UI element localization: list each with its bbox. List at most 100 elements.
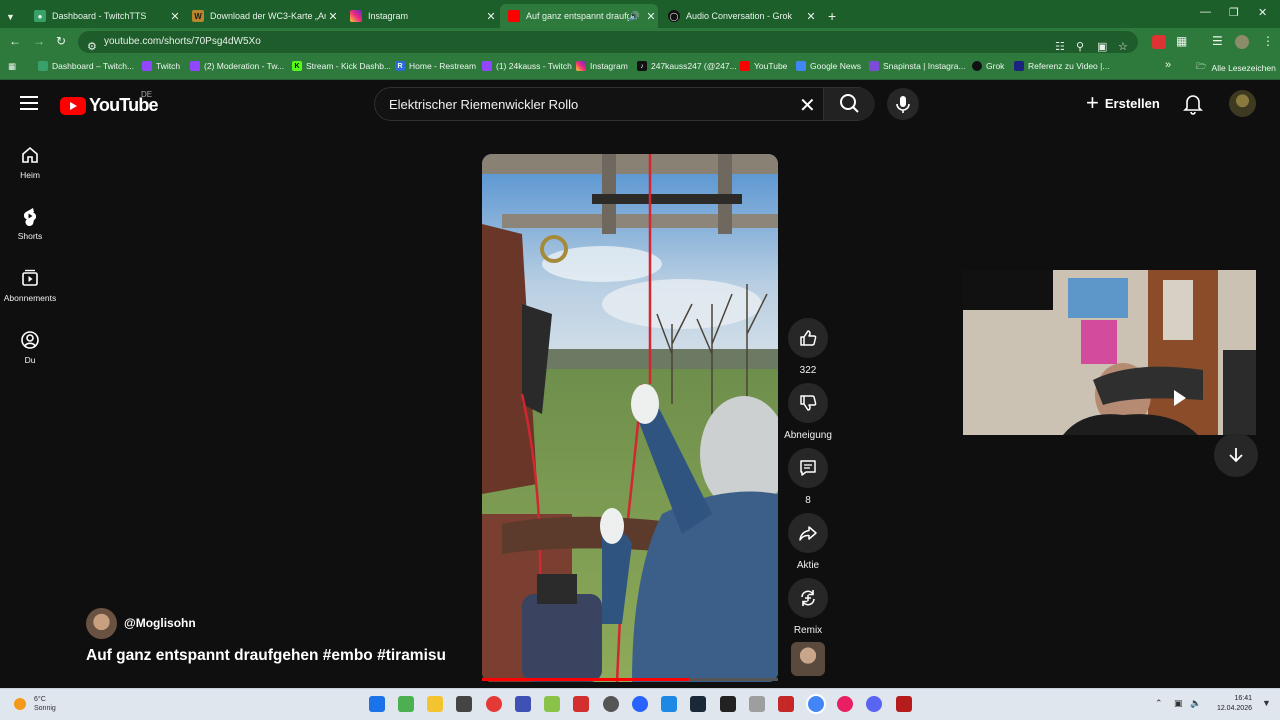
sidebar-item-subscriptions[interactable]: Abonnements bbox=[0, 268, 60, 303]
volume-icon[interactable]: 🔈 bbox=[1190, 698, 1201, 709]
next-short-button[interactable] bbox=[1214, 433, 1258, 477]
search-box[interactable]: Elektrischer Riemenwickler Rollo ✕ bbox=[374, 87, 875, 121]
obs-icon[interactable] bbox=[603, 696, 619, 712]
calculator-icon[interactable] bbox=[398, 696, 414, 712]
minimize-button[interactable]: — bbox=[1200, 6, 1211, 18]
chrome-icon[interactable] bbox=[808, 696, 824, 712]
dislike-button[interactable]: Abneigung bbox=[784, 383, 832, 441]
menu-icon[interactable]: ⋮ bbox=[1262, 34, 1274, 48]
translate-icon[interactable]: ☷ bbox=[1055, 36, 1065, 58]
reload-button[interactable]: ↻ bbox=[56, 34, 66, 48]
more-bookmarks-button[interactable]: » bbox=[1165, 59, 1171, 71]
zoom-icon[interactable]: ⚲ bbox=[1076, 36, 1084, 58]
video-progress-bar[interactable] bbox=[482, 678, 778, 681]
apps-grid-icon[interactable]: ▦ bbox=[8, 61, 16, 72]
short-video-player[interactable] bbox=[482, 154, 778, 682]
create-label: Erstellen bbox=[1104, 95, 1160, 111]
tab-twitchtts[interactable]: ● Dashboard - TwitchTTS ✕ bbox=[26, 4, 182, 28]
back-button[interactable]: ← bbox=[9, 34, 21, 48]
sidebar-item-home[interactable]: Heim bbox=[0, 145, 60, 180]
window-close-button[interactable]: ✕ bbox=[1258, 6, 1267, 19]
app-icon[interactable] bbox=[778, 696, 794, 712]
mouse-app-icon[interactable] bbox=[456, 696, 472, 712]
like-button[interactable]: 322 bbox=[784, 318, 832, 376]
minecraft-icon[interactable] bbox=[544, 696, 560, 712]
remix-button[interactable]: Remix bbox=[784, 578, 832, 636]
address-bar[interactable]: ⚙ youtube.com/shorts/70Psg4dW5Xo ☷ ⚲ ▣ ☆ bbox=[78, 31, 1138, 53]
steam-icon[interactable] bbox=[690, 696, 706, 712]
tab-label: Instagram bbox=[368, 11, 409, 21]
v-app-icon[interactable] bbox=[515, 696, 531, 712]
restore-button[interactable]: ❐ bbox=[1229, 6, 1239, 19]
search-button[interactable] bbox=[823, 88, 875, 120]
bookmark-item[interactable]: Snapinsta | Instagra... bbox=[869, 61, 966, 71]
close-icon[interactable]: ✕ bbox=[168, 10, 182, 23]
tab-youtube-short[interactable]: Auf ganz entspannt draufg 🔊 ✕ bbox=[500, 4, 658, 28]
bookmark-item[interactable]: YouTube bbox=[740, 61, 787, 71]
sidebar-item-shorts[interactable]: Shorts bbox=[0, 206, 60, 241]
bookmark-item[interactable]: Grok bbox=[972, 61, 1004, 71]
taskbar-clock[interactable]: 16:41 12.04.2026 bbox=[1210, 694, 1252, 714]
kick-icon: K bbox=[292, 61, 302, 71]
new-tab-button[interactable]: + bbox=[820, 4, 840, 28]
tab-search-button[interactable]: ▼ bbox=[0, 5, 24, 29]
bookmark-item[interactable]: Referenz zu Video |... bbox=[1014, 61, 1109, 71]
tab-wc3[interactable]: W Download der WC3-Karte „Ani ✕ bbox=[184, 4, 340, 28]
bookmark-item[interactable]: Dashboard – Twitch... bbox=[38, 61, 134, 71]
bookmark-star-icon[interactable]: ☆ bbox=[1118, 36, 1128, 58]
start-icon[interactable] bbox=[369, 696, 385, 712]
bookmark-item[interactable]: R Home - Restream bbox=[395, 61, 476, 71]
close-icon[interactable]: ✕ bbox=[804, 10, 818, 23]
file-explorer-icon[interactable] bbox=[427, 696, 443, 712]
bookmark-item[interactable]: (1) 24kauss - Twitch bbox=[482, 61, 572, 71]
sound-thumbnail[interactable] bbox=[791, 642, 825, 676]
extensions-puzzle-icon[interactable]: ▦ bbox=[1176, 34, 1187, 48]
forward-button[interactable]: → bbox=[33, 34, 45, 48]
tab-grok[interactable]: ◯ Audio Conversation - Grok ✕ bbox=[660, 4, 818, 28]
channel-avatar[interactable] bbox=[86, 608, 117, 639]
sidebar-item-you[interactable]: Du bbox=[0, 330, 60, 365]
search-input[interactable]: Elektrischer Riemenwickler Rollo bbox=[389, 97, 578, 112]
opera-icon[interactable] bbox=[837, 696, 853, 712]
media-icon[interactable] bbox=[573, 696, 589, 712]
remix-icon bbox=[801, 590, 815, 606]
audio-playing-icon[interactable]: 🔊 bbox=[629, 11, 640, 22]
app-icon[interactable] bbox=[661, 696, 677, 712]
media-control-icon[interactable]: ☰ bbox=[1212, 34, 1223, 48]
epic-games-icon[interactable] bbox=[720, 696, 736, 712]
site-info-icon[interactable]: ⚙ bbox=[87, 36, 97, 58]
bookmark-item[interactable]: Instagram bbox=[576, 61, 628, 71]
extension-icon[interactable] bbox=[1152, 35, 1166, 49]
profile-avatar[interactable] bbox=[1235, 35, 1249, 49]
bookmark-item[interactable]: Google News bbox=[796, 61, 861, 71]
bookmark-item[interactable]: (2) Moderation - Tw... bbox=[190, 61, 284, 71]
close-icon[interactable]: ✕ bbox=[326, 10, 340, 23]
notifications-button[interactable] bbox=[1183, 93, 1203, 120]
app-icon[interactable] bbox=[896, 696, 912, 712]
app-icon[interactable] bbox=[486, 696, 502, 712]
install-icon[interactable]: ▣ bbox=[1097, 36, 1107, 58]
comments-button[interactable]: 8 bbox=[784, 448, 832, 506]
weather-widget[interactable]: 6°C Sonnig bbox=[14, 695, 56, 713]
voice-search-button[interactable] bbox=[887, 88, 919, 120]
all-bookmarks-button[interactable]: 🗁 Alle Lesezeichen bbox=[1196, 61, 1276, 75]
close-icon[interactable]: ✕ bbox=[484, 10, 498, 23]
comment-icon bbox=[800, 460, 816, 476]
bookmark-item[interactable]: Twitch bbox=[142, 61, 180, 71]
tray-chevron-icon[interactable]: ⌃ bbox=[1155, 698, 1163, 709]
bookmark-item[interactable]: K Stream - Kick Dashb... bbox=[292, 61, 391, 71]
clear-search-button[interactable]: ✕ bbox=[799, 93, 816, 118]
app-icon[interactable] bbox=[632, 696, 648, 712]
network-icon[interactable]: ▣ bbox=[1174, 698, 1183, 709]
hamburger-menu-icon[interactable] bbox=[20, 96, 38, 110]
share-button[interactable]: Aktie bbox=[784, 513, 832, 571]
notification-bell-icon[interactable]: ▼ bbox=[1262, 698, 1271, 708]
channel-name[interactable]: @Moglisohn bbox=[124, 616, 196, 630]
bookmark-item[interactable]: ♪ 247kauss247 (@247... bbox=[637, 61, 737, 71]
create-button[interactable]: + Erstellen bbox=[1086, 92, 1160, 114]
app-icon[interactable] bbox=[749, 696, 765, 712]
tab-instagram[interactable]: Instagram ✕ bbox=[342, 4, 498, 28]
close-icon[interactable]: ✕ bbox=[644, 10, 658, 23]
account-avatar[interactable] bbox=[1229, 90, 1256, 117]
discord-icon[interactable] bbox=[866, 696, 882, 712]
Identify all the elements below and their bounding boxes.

□ □ □

**What this task involves**
Reproduce all of the data above, swapping every "Erstellen" for "Create" and keeping everything else unchanged. Leave the pictures out of your answer.

**The completed task**
UI element localization: list each with its bbox. List at most 100 elements.
sidebar-item-subscriptions[interactable]: Abonnements bbox=[0, 268, 60, 303]
volume-icon[interactable]: 🔈 bbox=[1190, 698, 1201, 709]
next-short-button[interactable] bbox=[1214, 433, 1258, 477]
search-box[interactable]: Elektrischer Riemenwickler Rollo ✕ bbox=[374, 87, 875, 121]
obs-icon[interactable] bbox=[603, 696, 619, 712]
calculator-icon[interactable] bbox=[398, 696, 414, 712]
minimize-button[interactable]: — bbox=[1200, 6, 1211, 18]
chrome-icon[interactable] bbox=[808, 696, 824, 712]
dislike-button[interactable]: Abneigung bbox=[784, 383, 832, 441]
menu-icon[interactable]: ⋮ bbox=[1262, 34, 1274, 48]
translate-icon[interactable]: ☷ bbox=[1055, 36, 1065, 58]
reload-button[interactable]: ↻ bbox=[56, 34, 66, 48]
more-bookmarks-button[interactable]: » bbox=[1165, 59, 1171, 71]
zoom-icon[interactable]: ⚲ bbox=[1076, 36, 1084, 58]
video-progress-bar[interactable] bbox=[482, 678, 778, 681]
apps-grid-icon[interactable]: ▦ bbox=[8, 61, 16, 72]
short-video-player[interactable] bbox=[482, 154, 778, 682]
create-label: Create bbox=[1104, 95, 1160, 111]
tab-twitchtts[interactable]: ● Dashboard - TwitchTTS ✕ bbox=[26, 4, 182, 28]
back-button[interactable]: ← bbox=[9, 34, 21, 48]
sidebar-item-home[interactable]: Heim bbox=[0, 145, 60, 180]
window-close-button[interactable]: ✕ bbox=[1258, 6, 1267, 19]
app-icon[interactable] bbox=[778, 696, 794, 712]
mouse-app-icon[interactable] bbox=[456, 696, 472, 712]
like-button[interactable]: 322 bbox=[784, 318, 832, 376]
minecraft-icon[interactable] bbox=[544, 696, 560, 712]
remix-button[interactable]: Remix bbox=[784, 578, 832, 636]
address-bar[interactable]: ⚙ youtube.com/shorts/70Psg4dW5Xo ☷ ⚲ ▣ ☆ bbox=[78, 31, 1138, 53]
steam-icon[interactable] bbox=[690, 696, 706, 712]
tab-label: Instagram bbox=[368, 11, 409, 21]
v-app-icon[interactable] bbox=[515, 696, 531, 712]
restore-button[interactable]: ❐ bbox=[1229, 6, 1239, 19]
search-button[interactable] bbox=[823, 88, 875, 120]
bookmark-item[interactable]: Snapinsta | Instagra... bbox=[869, 61, 966, 71]
close-icon[interactable]: ✕ bbox=[168, 10, 182, 23]
tab-youtube-short[interactable]: Auf ganz entspannt draufg 🔊 ✕ bbox=[500, 4, 658, 28]
bookmark-item[interactable]: YouTube bbox=[740, 61, 787, 71]
sidebar-item-shorts[interactable]: Shorts bbox=[0, 206, 60, 241]
bookmark-item[interactable]: Grok bbox=[972, 61, 1004, 71]
taskbar-clock[interactable]: 16:41 12.04.2026 bbox=[1210, 694, 1252, 714]
kick-icon: K bbox=[292, 61, 302, 71]
new-tab-button[interactable]: + bbox=[820, 4, 840, 28]
tab-search-button[interactable]: ▼ bbox=[0, 5, 24, 29]
bookmark-item[interactable]: Referenz zu Video |... bbox=[1014, 61, 1109, 71]
tab-wc3[interactable]: W Download der WC3-Karte „Ani ✕ bbox=[184, 4, 340, 28]
bookmark-item[interactable]: Dashboard – Twitch... bbox=[38, 61, 134, 71]
bookmark-star-icon[interactable]: ☆ bbox=[1118, 36, 1128, 58]
start-icon[interactable] bbox=[369, 696, 385, 712]
bookmark-item[interactable]: R Home - Restream bbox=[395, 61, 476, 71]
close-icon[interactable]: ✕ bbox=[804, 10, 818, 23]
file-explorer-icon[interactable] bbox=[427, 696, 443, 712]
bookmark-item[interactable]: (1) 24kauss - Twitch bbox=[482, 61, 572, 71]
sound-thumbnail[interactable] bbox=[791, 642, 825, 676]
extensions-puzzle-icon[interactable]: ▦ bbox=[1176, 34, 1187, 48]
forward-button[interactable]: → bbox=[33, 34, 45, 48]
tab-grok[interactable]: ◯ Audio Conversation - Grok ✕ bbox=[660, 4, 818, 28]
channel-avatar[interactable] bbox=[86, 608, 117, 639]
sidebar-item-you[interactable]: Du bbox=[0, 330, 60, 365]
search-input[interactable]: Elektrischer Riemenwickler Rollo bbox=[389, 97, 578, 112]
opera-icon[interactable] bbox=[837, 696, 853, 712]
media-icon[interactable] bbox=[573, 696, 589, 712]
remix-icon bbox=[801, 590, 815, 606]
audio-playing-icon[interactable]: 🔊 bbox=[629, 11, 640, 22]
app-icon[interactable] bbox=[661, 696, 677, 712]
media-control-icon[interactable]: ☰ bbox=[1212, 34, 1223, 48]
epic-games-icon[interactable] bbox=[720, 696, 736, 712]
site-info-icon[interactable]: ⚙ bbox=[87, 36, 97, 58]
bookmark-item[interactable]: Instagram bbox=[576, 61, 628, 71]
extension-icon[interactable] bbox=[1152, 35, 1166, 49]
profile-avatar[interactable] bbox=[1235, 35, 1249, 49]
bookmark-item[interactable]: Google News bbox=[796, 61, 861, 71]
bookmark-item[interactable]: (2) Moderation - Tw... bbox=[190, 61, 284, 71]
close-icon[interactable]: ✕ bbox=[326, 10, 340, 23]
notifications-button[interactable] bbox=[1183, 93, 1203, 120]
app-icon[interactable] bbox=[896, 696, 912, 712]
app-icon[interactable] bbox=[486, 696, 502, 712]
install-icon[interactable]: ▣ bbox=[1097, 36, 1107, 58]
comments-button[interactable]: 8 bbox=[784, 448, 832, 506]
weather-widget[interactable]: 6°C Sonnig bbox=[14, 695, 56, 713]
voice-search-button[interactable] bbox=[887, 88, 919, 120]
all-bookmarks-button[interactable]: 🗁 Alle Lesezeichen bbox=[1196, 61, 1276, 75]
close-icon[interactable]: ✕ bbox=[484, 10, 498, 23]
comment-icon bbox=[800, 460, 816, 476]
bookmark-item[interactable]: Twitch bbox=[142, 61, 180, 71]
tray-chevron-icon[interactable]: ⌃ bbox=[1155, 698, 1163, 709]
bookmark-item[interactable]: K Stream - Kick Dashb... bbox=[292, 61, 391, 71]
clear-search-button[interactable]: ✕ bbox=[799, 93, 816, 118]
app-icon[interactable] bbox=[632, 696, 648, 712]
network-icon[interactable]: ▣ bbox=[1174, 698, 1183, 709]
hamburger-menu-icon[interactable] bbox=[20, 96, 38, 110]
share-button[interactable]: Aktie bbox=[784, 513, 832, 571]
notification-bell-icon[interactable]: ▼ bbox=[1262, 698, 1271, 708]
channel-name[interactable]: @Moglisohn bbox=[124, 616, 196, 630]
bookmark-item[interactable]: ♪ 247kauss247 (@247... bbox=[637, 61, 737, 71]
create-button[interactable]: + Create bbox=[1086, 92, 1160, 114]
app-icon[interactable] bbox=[749, 696, 765, 712]
tab-instagram[interactable]: Instagram ✕ bbox=[342, 4, 498, 28]
close-icon[interactable]: ✕ bbox=[644, 10, 658, 23]
account-avatar[interactable] bbox=[1229, 90, 1256, 117]
discord-icon[interactable] bbox=[866, 696, 882, 712]
Identify all the elements below and their bounding boxes.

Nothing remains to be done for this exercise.